Dataset entries on figures:
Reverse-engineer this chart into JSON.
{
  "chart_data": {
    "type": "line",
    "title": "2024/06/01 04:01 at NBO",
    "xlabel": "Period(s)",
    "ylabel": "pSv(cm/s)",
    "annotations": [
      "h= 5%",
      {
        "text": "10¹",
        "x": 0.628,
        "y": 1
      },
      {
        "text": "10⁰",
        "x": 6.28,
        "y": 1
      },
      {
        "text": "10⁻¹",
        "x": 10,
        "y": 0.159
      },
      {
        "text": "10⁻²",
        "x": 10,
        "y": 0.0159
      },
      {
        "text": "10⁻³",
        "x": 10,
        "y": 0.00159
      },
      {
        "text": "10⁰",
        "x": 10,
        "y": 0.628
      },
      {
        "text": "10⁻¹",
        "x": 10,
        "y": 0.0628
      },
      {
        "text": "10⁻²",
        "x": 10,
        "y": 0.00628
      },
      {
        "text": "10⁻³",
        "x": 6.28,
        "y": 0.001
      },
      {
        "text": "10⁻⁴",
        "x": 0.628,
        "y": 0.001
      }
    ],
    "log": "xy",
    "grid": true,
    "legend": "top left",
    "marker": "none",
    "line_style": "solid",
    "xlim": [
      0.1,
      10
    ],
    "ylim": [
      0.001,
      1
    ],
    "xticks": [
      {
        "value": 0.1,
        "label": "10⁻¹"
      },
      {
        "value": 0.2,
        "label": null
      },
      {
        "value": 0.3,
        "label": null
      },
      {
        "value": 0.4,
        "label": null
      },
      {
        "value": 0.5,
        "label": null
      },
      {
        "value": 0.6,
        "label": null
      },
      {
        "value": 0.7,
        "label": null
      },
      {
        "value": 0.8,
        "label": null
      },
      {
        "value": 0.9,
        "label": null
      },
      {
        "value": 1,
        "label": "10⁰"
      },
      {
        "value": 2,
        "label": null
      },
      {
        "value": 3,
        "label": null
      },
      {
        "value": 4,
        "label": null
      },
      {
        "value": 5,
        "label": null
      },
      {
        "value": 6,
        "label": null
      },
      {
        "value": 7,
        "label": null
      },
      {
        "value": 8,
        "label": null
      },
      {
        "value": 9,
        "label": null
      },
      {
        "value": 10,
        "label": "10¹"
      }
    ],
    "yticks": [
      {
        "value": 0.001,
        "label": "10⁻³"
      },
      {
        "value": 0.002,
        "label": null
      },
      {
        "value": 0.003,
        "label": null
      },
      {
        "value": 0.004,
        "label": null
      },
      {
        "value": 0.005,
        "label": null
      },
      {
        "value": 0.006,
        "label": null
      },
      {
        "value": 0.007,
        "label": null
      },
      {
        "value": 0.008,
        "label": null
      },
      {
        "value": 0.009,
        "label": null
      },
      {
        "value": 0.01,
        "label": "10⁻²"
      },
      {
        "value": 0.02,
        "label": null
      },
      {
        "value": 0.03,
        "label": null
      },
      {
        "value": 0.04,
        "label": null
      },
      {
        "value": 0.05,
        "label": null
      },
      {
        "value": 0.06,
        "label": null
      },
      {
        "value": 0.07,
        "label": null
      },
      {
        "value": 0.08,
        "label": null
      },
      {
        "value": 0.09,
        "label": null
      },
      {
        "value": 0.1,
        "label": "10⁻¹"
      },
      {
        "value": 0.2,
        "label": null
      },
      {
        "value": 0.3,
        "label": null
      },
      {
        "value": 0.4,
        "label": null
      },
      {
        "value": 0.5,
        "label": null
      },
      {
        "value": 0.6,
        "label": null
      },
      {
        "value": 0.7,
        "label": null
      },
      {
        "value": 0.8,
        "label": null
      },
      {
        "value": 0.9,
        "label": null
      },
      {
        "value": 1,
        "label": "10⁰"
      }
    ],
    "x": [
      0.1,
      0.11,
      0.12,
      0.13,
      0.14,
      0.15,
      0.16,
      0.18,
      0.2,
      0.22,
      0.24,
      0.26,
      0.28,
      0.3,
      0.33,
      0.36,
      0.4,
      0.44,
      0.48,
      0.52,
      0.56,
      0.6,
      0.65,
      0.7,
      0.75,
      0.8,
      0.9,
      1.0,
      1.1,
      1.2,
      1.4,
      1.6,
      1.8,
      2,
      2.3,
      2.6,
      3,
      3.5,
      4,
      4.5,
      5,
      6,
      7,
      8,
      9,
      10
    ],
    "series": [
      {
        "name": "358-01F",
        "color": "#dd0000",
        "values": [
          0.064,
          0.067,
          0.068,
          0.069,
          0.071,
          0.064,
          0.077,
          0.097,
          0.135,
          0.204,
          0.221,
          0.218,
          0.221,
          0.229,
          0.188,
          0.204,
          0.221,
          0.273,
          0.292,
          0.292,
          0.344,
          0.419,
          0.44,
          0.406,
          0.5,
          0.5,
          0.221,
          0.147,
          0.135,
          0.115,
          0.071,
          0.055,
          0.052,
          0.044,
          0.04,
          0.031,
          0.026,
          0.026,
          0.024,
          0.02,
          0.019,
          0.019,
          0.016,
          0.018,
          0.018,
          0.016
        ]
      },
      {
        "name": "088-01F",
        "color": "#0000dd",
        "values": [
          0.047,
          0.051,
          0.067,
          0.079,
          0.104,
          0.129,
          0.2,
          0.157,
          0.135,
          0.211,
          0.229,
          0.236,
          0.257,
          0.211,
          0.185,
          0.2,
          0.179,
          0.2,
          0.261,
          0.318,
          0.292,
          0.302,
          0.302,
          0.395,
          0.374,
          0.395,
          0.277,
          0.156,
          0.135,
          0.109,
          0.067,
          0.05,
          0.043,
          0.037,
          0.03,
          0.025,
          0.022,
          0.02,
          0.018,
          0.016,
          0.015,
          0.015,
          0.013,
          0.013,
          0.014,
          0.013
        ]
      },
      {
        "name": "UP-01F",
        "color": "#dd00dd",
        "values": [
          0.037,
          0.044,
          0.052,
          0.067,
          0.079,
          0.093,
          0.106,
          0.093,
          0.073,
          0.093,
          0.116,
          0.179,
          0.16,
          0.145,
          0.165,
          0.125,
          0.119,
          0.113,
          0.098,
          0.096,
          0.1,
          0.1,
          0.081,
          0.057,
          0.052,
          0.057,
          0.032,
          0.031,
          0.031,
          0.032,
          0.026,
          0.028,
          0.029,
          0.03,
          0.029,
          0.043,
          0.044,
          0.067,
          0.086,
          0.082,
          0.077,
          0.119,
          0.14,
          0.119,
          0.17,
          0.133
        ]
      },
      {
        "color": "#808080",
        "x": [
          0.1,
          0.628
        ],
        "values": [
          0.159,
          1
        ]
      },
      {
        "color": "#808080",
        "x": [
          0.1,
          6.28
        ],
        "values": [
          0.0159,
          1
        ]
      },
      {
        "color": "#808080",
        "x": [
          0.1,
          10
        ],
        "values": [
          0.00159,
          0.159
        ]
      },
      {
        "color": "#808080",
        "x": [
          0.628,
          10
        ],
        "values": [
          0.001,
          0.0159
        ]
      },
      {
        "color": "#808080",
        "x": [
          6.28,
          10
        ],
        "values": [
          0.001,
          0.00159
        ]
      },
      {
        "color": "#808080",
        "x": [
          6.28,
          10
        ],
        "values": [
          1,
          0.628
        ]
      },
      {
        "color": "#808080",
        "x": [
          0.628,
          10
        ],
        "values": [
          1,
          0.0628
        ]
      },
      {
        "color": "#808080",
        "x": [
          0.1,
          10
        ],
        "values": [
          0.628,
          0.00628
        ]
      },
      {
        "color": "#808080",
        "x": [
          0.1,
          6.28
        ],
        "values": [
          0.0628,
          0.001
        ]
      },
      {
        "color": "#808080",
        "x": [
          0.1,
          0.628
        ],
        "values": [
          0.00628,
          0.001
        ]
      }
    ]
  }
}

-- The request --
Print back all the lines verbatim.

-- Result of this exercise --
Reverse-engineer this chart into JSON.
{
  "chart_data": {
    "type": "line",
    "title": "2024/06/01 04:01 at NBO",
    "xlabel": "Period(s)",
    "ylabel": "pSv(cm/s)",
    "annotations": [
      "h= 5%",
      {
        "text": "10¹",
        "x": 0.628,
        "y": 1
      },
      {
        "text": "10⁰",
        "x": 6.28,
        "y": 1
      },
      {
        "text": "10⁻¹",
        "x": 10,
        "y": 0.159
      },
      {
        "text": "10⁻²",
        "x": 10,
        "y": 0.0159
      },
      {
        "text": "10⁻³",
        "x": 10,
        "y": 0.00159
      },
      {
        "text": "10⁰",
        "x": 10,
        "y": 0.628
      },
      {
        "text": "10⁻¹",
        "x": 10,
        "y": 0.0628
      },
      {
        "text": "10⁻²",
        "x": 10,
        "y": 0.00628
      },
      {
        "text": "10⁻³",
        "x": 6.28,
        "y": 0.001
      },
      {
        "text": "10⁻⁴",
        "x": 0.628,
        "y": 0.001
      }
    ],
    "log": "xy",
    "grid": true,
    "legend": "top left",
    "marker": "none",
    "line_style": "solid",
    "xlim": [
      0.1,
      10
    ],
    "ylim": [
      0.001,
      1
    ],
    "xticks": [
      {
        "value": 0.1,
        "label": "10⁻¹"
      },
      {
        "value": 0.2,
        "label": null
      },
      {
        "value": 0.3,
        "label": null
      },
      {
        "value": 0.4,
        "label": null
      },
      {
        "value": 0.5,
        "label": null
      },
      {
        "value": 0.6,
        "label": null
      },
      {
        "value": 0.7,
        "label": null
      },
      {
        "value": 0.8,
        "label": null
      },
      {
        "value": 0.9,
        "label": null
      },
      {
        "value": 1,
        "label": "10⁰"
      },
      {
        "value": 2,
        "label": null
      },
      {
        "value": 3,
        "label": null
      },
      {
        "value": 4,
        "label": null
      },
      {
        "value": 5,
        "label": null
      },
      {
        "value": 6,
        "label": null
      },
      {
        "value": 7,
        "label": null
      },
      {
        "value": 8,
        "label": null
      },
      {
        "value": 9,
        "label": null
      },
      {
        "value": 10,
        "label": "10¹"
      }
    ],
    "yticks": [
      {
        "value": 0.001,
        "label": "10⁻³"
      },
      {
        "value": 0.002,
        "label": null
      },
      {
        "value": 0.003,
        "label": null
      },
      {
        "value": 0.004,
        "label": null
      },
      {
        "value": 0.005,
        "label": null
      },
      {
        "value": 0.006,
        "label": null
      },
      {
        "value": 0.007,
        "label": null
      },
      {
        "value": 0.008,
        "label": null
      },
      {
        "value": 0.009,
        "label": null
      },
      {
        "value": 0.01,
        "label": "10⁻²"
      },
      {
        "value": 0.02,
        "label": null
      },
      {
        "value": 0.03,
        "label": null
      },
      {
        "value": 0.04,
        "label": null
      },
      {
        "value": 0.05,
        "label": null
      },
      {
        "value": 0.06,
        "label": null
      },
      {
        "value": 0.07,
        "label": null
      },
      {
        "value": 0.08,
        "label": null
      },
      {
        "value": 0.09,
        "label": null
      },
      {
        "value": 0.1,
        "label": "10⁻¹"
      },
      {
        "value": 0.2,
        "label": null
      },
      {
        "value": 0.3,
        "label": null
      },
      {
        "value": 0.4,
        "label": null
      },
      {
        "value": 0.5,
        "label": null
      },
      {
        "value": 0.6,
        "label": null
      },
      {
        "value": 0.7,
        "label": null
      },
      {
        "value": 0.8,
        "label": null
      },
      {
        "value": 0.9,
        "label": null
      },
      {
        "value": 1,
        "label": "10⁰"
      }
    ],
    "x": [
      0.1,
      0.11,
      0.12,
      0.13,
      0.14,
      0.15,
      0.16,
      0.18,
      0.2,
      0.22,
      0.24,
      0.26,
      0.28,
      0.3,
      0.33,
      0.36,
      0.4,
      0.44,
      0.48,
      0.52,
      0.56,
      0.6,
      0.65,
      0.7,
      0.75,
      0.8,
      0.9,
      1.0,
      1.1,
      1.2,
      1.4,
      1.6,
      1.8,
      2,
      2.3,
      2.6,
      3,
      3.5,
      4,
      4.5,
      5,
      6,
      7,
      8,
      9,
      10
    ],
    "series": [
      {
        "name": "358-01F",
        "color": "#dd0000",
        "values": [
          0.064,
          0.067,
          0.068,
          0.069,
          0.071,
          0.064,
          0.077,
          0.097,
          0.135,
          0.204,
          0.221,
          0.218,
          0.221,
          0.229,
          0.188,
          0.204,
          0.221,
          0.273,
          0.292,
          0.292,
          0.344,
          0.419,
          0.44,
          0.406,
          0.5,
          0.5,
          0.221,
          0.147,
          0.135,
          0.115,
          0.071,
          0.055,
          0.052,
          0.044,
          0.04,
          0.031,
          0.026,
          0.026,
          0.024,
          0.02,
          0.019,
          0.019,
          0.016,
          0.018,
          0.018,
          0.016
        ]
      },
      {
        "name": "088-01F",
        "color": "#0000dd",
        "values": [
          0.047,
          0.051,
          0.067,
          0.079,
          0.104,
          0.129,
          0.2,
          0.157,
          0.135,
          0.211,
          0.229,
          0.236,
          0.257,
          0.211,
          0.185,
          0.2,
          0.179,
          0.2,
          0.261,
          0.318,
          0.292,
          0.302,
          0.302,
          0.395,
          0.374,
          0.395,
          0.277,
          0.156,
          0.135,
          0.109,
          0.067,
          0.05,
          0.043,
          0.037,
          0.03,
          0.025,
          0.022,
          0.02,
          0.018,
          0.016,
          0.015,
          0.015,
          0.013,
          0.013,
          0.014,
          0.013
        ]
      },
      {
        "name": "UP-01F",
        "color": "#dd00dd",
        "values": [
          0.037,
          0.044,
          0.052,
          0.067,
          0.079,
          0.093,
          0.106,
          0.093,
          0.073,
          0.093,
          0.116,
          0.179,
          0.16,
          0.145,
          0.165,
          0.125,
          0.119,
          0.113,
          0.098,
          0.096,
          0.1,
          0.1,
          0.081,
          0.057,
          0.052,
          0.057,
          0.032,
          0.031,
          0.031,
          0.032,
          0.026,
          0.028,
          0.029,
          0.03,
          0.029,
          0.043,
          0.044,
          0.067,
          0.086,
          0.082,
          0.077,
          0.119,
          0.14,
          0.119,
          0.17,
          0.133
        ]
      },
      {
        "color": "#808080",
        "x": [
          0.1,
          0.628
        ],
        "values": [
          0.159,
          1
        ]
      },
      {
        "color": "#808080",
        "x": [
          0.1,
          6.28
        ],
        "values": [
          0.0159,
          1
        ]
      },
      {
        "color": "#808080",
        "x": [
          0.1,
          10
        ],
        "values": [
          0.00159,
          0.159
        ]
      },
      {
        "color": "#808080",
        "x": [
          0.628,
          10
        ],
        "values": [
          0.001,
          0.0159
        ]
      },
      {
        "color": "#808080",
        "x": [
          6.28,
          10
        ],
        "values": [
          0.001,
          0.00159
        ]
      },
      {
        "color": "#808080",
        "x": [
          6.28,
          10
        ],
        "values": [
          1,
          0.628
        ]
      },
      {
        "color": "#808080",
        "x": [
          0.628,
          10
        ],
        "values": [
          1,
          0.0628
        ]
      },
      {
        "color": "#808080",
        "x": [
          0.1,
          10
        ],
        "values": [
          0.628,
          0.00628
        ]
      },
      {
        "color": "#808080",
        "x": [
          0.1,
          6.28
        ],
        "values": [
          0.0628,
          0.001
        ]
      },
      {
        "color": "#808080",
        "x": [
          0.1,
          0.628
        ],
        "values": [
          0.00628,
          0.001
        ]
      }
    ]
  }
}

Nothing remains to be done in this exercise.